• TASK MATERIAL:
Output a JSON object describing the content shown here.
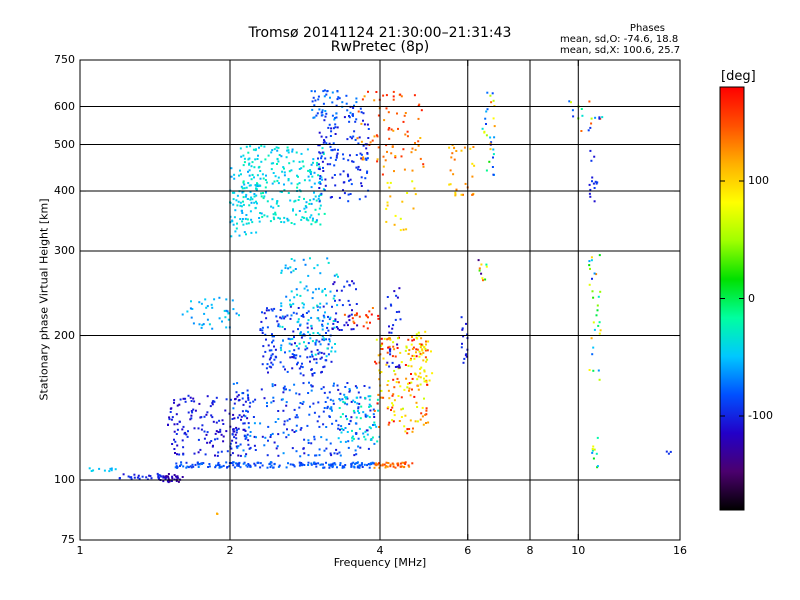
{
  "title_line1": "Tromsø 20141124 21:30:00–21:31:43",
  "title_line2": "RwPretec (8p)",
  "stats": {
    "heading": "Phases",
    "line1": "mean, sd,O: -74.6, 18.8",
    "line2": "mean, sd,X: 100.6, 25.7"
  },
  "colorbar": {
    "unit": "[deg]",
    "min": -180,
    "max": 180,
    "ticks": [
      {
        "value": 100,
        "label": "100"
      },
      {
        "value": 0,
        "label": "0"
      },
      {
        "value": -100,
        "label": "-100"
      }
    ],
    "colors": [
      "#000000",
      "#4b006e",
      "#2200c8",
      "#0050ff",
      "#00c8ff",
      "#00ffa0",
      "#00e000",
      "#a0ff00",
      "#ffff00",
      "#ffb000",
      "#ff5000",
      "#ff0000"
    ]
  },
  "chart_data": {
    "type": "scatter",
    "title": "Tromsø 20141124 21:30:00–21:31:43",
    "subtitle": "RwPretec (8p)",
    "xlabel": "Frequency [MHz]",
    "ylabel": "Stationary phase Virtual Height [km]",
    "x_scale": "log",
    "y_scale": "log",
    "xlim": [
      1,
      16
    ],
    "ylim": [
      75,
      750
    ],
    "x_ticks": [
      {
        "value": 1,
        "label": "1"
      },
      {
        "value": 2,
        "label": "2"
      },
      {
        "value": 4,
        "label": "4"
      },
      {
        "value": 6,
        "label": "6"
      },
      {
        "value": 8,
        "label": "8"
      },
      {
        "value": 10,
        "label": "10"
      },
      {
        "value": 16,
        "label": "16"
      }
    ],
    "y_ticks": [
      {
        "value": 75,
        "label": "75"
      },
      {
        "value": 100,
        "label": "100"
      },
      {
        "value": 200,
        "label": "200"
      },
      {
        "value": 300,
        "label": "300"
      },
      {
        "value": 400,
        "label": "400"
      },
      {
        "value": 500,
        "label": "500"
      },
      {
        "value": 600,
        "label": "600"
      },
      {
        "value": 750,
        "label": "750"
      }
    ],
    "x_gridlines": [
      2,
      4,
      6,
      8,
      10
    ],
    "y_gridlines": [
      100,
      200,
      300,
      400,
      500,
      600
    ],
    "color_scale": "phase [deg], -180 to 180",
    "clusters": [
      {
        "f": [
          1.02,
          1.18
        ],
        "h": [
          104,
          106
        ],
        "phase": [
          -60,
          -40
        ],
        "n": 10
      },
      {
        "f": [
          1.2,
          1.5
        ],
        "h": [
          100,
          103
        ],
        "phase": [
          -110,
          -90
        ],
        "n": 30
      },
      {
        "f": [
          1.45,
          1.62
        ],
        "h": [
          99,
          103
        ],
        "phase": [
          -140,
          -110
        ],
        "n": 30
      },
      {
        "f": [
          1.55,
          3.9
        ],
        "h": [
          106,
          109
        ],
        "phase": [
          -95,
          -70
        ],
        "n": 180
      },
      {
        "f": [
          3.9,
          4.7
        ],
        "h": [
          106,
          109
        ],
        "phase": [
          120,
          160
        ],
        "n": 40
      },
      {
        "f": [
          1.5,
          2.2
        ],
        "h": [
          112,
          150
        ],
        "phase": [
          -120,
          -90
        ],
        "n": 160
      },
      {
        "f": [
          2.0,
          3.9
        ],
        "h": [
          112,
          160
        ],
        "phase": [
          -110,
          -60
        ],
        "n": 250
      },
      {
        "f": [
          3.3,
          4.0
        ],
        "h": [
          120,
          150
        ],
        "phase": [
          -60,
          -20
        ],
        "n": 60
      },
      {
        "f": [
          3.9,
          5.0
        ],
        "h": [
          125,
          200
        ],
        "phase": [
          60,
          180
        ],
        "n": 170
      },
      {
        "f": [
          4.6,
          5.1
        ],
        "h": [
          160,
          205
        ],
        "phase": [
          70,
          110
        ],
        "n": 30
      },
      {
        "f": [
          1.6,
          2.1
        ],
        "h": [
          205,
          240
        ],
        "phase": [
          -70,
          -40
        ],
        "n": 40
      },
      {
        "f": [
          2.3,
          3.2
        ],
        "h": [
          165,
          230
        ],
        "phase": [
          -110,
          -80
        ],
        "n": 160
      },
      {
        "f": [
          2.5,
          3.3
        ],
        "h": [
          180,
          290
        ],
        "phase": [
          -70,
          -30
        ],
        "n": 120
      },
      {
        "f": [
          3.2,
          3.6
        ],
        "h": [
          205,
          260
        ],
        "phase": [
          -120,
          -90
        ],
        "n": 40
      },
      {
        "f": [
          3.4,
          4.0
        ],
        "h": [
          205,
          230
        ],
        "phase": [
          130,
          180
        ],
        "n": 20
      },
      {
        "f": [
          4.1,
          4.4
        ],
        "h": [
          170,
          260
        ],
        "phase": [
          -120,
          -90
        ],
        "n": 30
      },
      {
        "f": [
          2.0,
          2.3
        ],
        "h": [
          320,
          450
        ],
        "phase": [
          -60,
          -30
        ],
        "n": 70
      },
      {
        "f": [
          2.1,
          3.1
        ],
        "h": [
          340,
          500
        ],
        "phase": [
          -60,
          -20
        ],
        "n": 250
      },
      {
        "f": [
          3.0,
          3.8
        ],
        "h": [
          380,
          600
        ],
        "phase": [
          -110,
          -80
        ],
        "n": 140
      },
      {
        "f": [
          2.9,
          3.6
        ],
        "h": [
          560,
          650
        ],
        "phase": [
          -90,
          -60
        ],
        "n": 50
      },
      {
        "f": [
          3.6,
          4.9
        ],
        "h": [
          430,
          650
        ],
        "phase": [
          110,
          170
        ],
        "n": 80
      },
      {
        "f": [
          4.1,
          4.8
        ],
        "h": [
          330,
          420
        ],
        "phase": [
          70,
          120
        ],
        "n": 20
      },
      {
        "f": [
          5.5,
          6.2
        ],
        "h": [
          390,
          500
        ],
        "phase": [
          90,
          140
        ],
        "n": 30
      },
      {
        "f": [
          5.8,
          6.0
        ],
        "h": [
          175,
          230
        ],
        "phase": [
          -110,
          -90
        ],
        "n": 15
      },
      {
        "f": [
          6.4,
          6.8
        ],
        "h": [
          430,
          650
        ],
        "phase": [
          -120,
          140
        ],
        "n": 30
      },
      {
        "f": [
          6.3,
          6.6
        ],
        "h": [
          260,
          290
        ],
        "phase": [
          -150,
          150
        ],
        "n": 10
      },
      {
        "f": [
          9.4,
          11.2
        ],
        "h": [
          520,
          620
        ],
        "phase": [
          -110,
          150
        ],
        "n": 20
      },
      {
        "f": [
          10.5,
          11.0
        ],
        "h": [
          380,
          500
        ],
        "phase": [
          -110,
          -90
        ],
        "n": 15
      },
      {
        "f": [
          10.5,
          11.1
        ],
        "h": [
          160,
          300
        ],
        "phase": [
          -110,
          130
        ],
        "n": 30
      },
      {
        "f": [
          10.6,
          11.0
        ],
        "h": [
          105,
          125
        ],
        "phase": [
          -100,
          100
        ],
        "n": 10
      },
      {
        "f": [
          15.0,
          15.6
        ],
        "h": [
          113,
          115
        ],
        "phase": [
          -110,
          -90
        ],
        "n": 3
      },
      {
        "f": [
          1.85,
          1.9
        ],
        "h": [
          84,
          86
        ],
        "phase": [
          110,
          130
        ],
        "n": 2
      }
    ]
  }
}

• BRIEF: Set down the material exactly, every line of it, except for the pictures.

• TASK SOLUTION:
Output a JSON object describing the content shown here.
{
  "title_line1": "Tromsø 20141124 21:30:00–21:31:43",
  "title_line2": "RwPretec (8p)",
  "stats": {
    "heading": "Phases",
    "line1": "mean, sd,O: -74.6, 18.8",
    "line2": "mean, sd,X: 100.6, 25.7"
  },
  "colorbar": {
    "unit": "[deg]",
    "min": -180,
    "max": 180,
    "ticks": [
      {
        "value": 100,
        "label": "100"
      },
      {
        "value": 0,
        "label": "0"
      },
      {
        "value": -100,
        "label": "-100"
      }
    ],
    "colors": [
      "#000000",
      "#4b006e",
      "#2200c8",
      "#0050ff",
      "#00c8ff",
      "#00ffa0",
      "#00e000",
      "#a0ff00",
      "#ffff00",
      "#ffb000",
      "#ff5000",
      "#ff0000"
    ]
  },
  "chart_data": {
    "type": "scatter",
    "title": "Tromsø 20141124 21:30:00–21:31:43",
    "subtitle": "RwPretec (8p)",
    "xlabel": "Frequency [MHz]",
    "ylabel": "Stationary phase Virtual Height [km]",
    "x_scale": "log",
    "y_scale": "log",
    "xlim": [
      1,
      16
    ],
    "ylim": [
      75,
      750
    ],
    "x_ticks": [
      {
        "value": 1,
        "label": "1"
      },
      {
        "value": 2,
        "label": "2"
      },
      {
        "value": 4,
        "label": "4"
      },
      {
        "value": 6,
        "label": "6"
      },
      {
        "value": 8,
        "label": "8"
      },
      {
        "value": 10,
        "label": "10"
      },
      {
        "value": 16,
        "label": "16"
      }
    ],
    "y_ticks": [
      {
        "value": 75,
        "label": "75"
      },
      {
        "value": 100,
        "label": "100"
      },
      {
        "value": 200,
        "label": "200"
      },
      {
        "value": 300,
        "label": "300"
      },
      {
        "value": 400,
        "label": "400"
      },
      {
        "value": 500,
        "label": "500"
      },
      {
        "value": 600,
        "label": "600"
      },
      {
        "value": 750,
        "label": "750"
      }
    ],
    "x_gridlines": [
      2,
      4,
      6,
      8,
      10
    ],
    "y_gridlines": [
      100,
      200,
      300,
      400,
      500,
      600
    ],
    "color_scale": "phase [deg], -180 to 180",
    "clusters": [
      {
        "f": [
          1.02,
          1.18
        ],
        "h": [
          104,
          106
        ],
        "phase": [
          -60,
          -40
        ],
        "n": 10
      },
      {
        "f": [
          1.2,
          1.5
        ],
        "h": [
          100,
          103
        ],
        "phase": [
          -110,
          -90
        ],
        "n": 30
      },
      {
        "f": [
          1.45,
          1.62
        ],
        "h": [
          99,
          103
        ],
        "phase": [
          -140,
          -110
        ],
        "n": 30
      },
      {
        "f": [
          1.55,
          3.9
        ],
        "h": [
          106,
          109
        ],
        "phase": [
          -95,
          -70
        ],
        "n": 180
      },
      {
        "f": [
          3.9,
          4.7
        ],
        "h": [
          106,
          109
        ],
        "phase": [
          120,
          160
        ],
        "n": 40
      },
      {
        "f": [
          1.5,
          2.2
        ],
        "h": [
          112,
          150
        ],
        "phase": [
          -120,
          -90
        ],
        "n": 160
      },
      {
        "f": [
          2.0,
          3.9
        ],
        "h": [
          112,
          160
        ],
        "phase": [
          -110,
          -60
        ],
        "n": 250
      },
      {
        "f": [
          3.3,
          4.0
        ],
        "h": [
          120,
          150
        ],
        "phase": [
          -60,
          -20
        ],
        "n": 60
      },
      {
        "f": [
          3.9,
          5.0
        ],
        "h": [
          125,
          200
        ],
        "phase": [
          60,
          180
        ],
        "n": 170
      },
      {
        "f": [
          4.6,
          5.1
        ],
        "h": [
          160,
          205
        ],
        "phase": [
          70,
          110
        ],
        "n": 30
      },
      {
        "f": [
          1.6,
          2.1
        ],
        "h": [
          205,
          240
        ],
        "phase": [
          -70,
          -40
        ],
        "n": 40
      },
      {
        "f": [
          2.3,
          3.2
        ],
        "h": [
          165,
          230
        ],
        "phase": [
          -110,
          -80
        ],
        "n": 160
      },
      {
        "f": [
          2.5,
          3.3
        ],
        "h": [
          180,
          290
        ],
        "phase": [
          -70,
          -30
        ],
        "n": 120
      },
      {
        "f": [
          3.2,
          3.6
        ],
        "h": [
          205,
          260
        ],
        "phase": [
          -120,
          -90
        ],
        "n": 40
      },
      {
        "f": [
          3.4,
          4.0
        ],
        "h": [
          205,
          230
        ],
        "phase": [
          130,
          180
        ],
        "n": 20
      },
      {
        "f": [
          4.1,
          4.4
        ],
        "h": [
          170,
          260
        ],
        "phase": [
          -120,
          -90
        ],
        "n": 30
      },
      {
        "f": [
          2.0,
          2.3
        ],
        "h": [
          320,
          450
        ],
        "phase": [
          -60,
          -30
        ],
        "n": 70
      },
      {
        "f": [
          2.1,
          3.1
        ],
        "h": [
          340,
          500
        ],
        "phase": [
          -60,
          -20
        ],
        "n": 250
      },
      {
        "f": [
          3.0,
          3.8
        ],
        "h": [
          380,
          600
        ],
        "phase": [
          -110,
          -80
        ],
        "n": 140
      },
      {
        "f": [
          2.9,
          3.6
        ],
        "h": [
          560,
          650
        ],
        "phase": [
          -90,
          -60
        ],
        "n": 50
      },
      {
        "f": [
          3.6,
          4.9
        ],
        "h": [
          430,
          650
        ],
        "phase": [
          110,
          170
        ],
        "n": 80
      },
      {
        "f": [
          4.1,
          4.8
        ],
        "h": [
          330,
          420
        ],
        "phase": [
          70,
          120
        ],
        "n": 20
      },
      {
        "f": [
          5.5,
          6.2
        ],
        "h": [
          390,
          500
        ],
        "phase": [
          90,
          140
        ],
        "n": 30
      },
      {
        "f": [
          5.8,
          6.0
        ],
        "h": [
          175,
          230
        ],
        "phase": [
          -110,
          -90
        ],
        "n": 15
      },
      {
        "f": [
          6.4,
          6.8
        ],
        "h": [
          430,
          650
        ],
        "phase": [
          -120,
          140
        ],
        "n": 30
      },
      {
        "f": [
          6.3,
          6.6
        ],
        "h": [
          260,
          290
        ],
        "phase": [
          -150,
          150
        ],
        "n": 10
      },
      {
        "f": [
          9.4,
          11.2
        ],
        "h": [
          520,
          620
        ],
        "phase": [
          -110,
          150
        ],
        "n": 20
      },
      {
        "f": [
          10.5,
          11.0
        ],
        "h": [
          380,
          500
        ],
        "phase": [
          -110,
          -90
        ],
        "n": 15
      },
      {
        "f": [
          10.5,
          11.1
        ],
        "h": [
          160,
          300
        ],
        "phase": [
          -110,
          130
        ],
        "n": 30
      },
      {
        "f": [
          10.6,
          11.0
        ],
        "h": [
          105,
          125
        ],
        "phase": [
          -100,
          100
        ],
        "n": 10
      },
      {
        "f": [
          15.0,
          15.6
        ],
        "h": [
          113,
          115
        ],
        "phase": [
          -110,
          -90
        ],
        "n": 3
      },
      {
        "f": [
          1.85,
          1.9
        ],
        "h": [
          84,
          86
        ],
        "phase": [
          110,
          130
        ],
        "n": 2
      }
    ]
  }
}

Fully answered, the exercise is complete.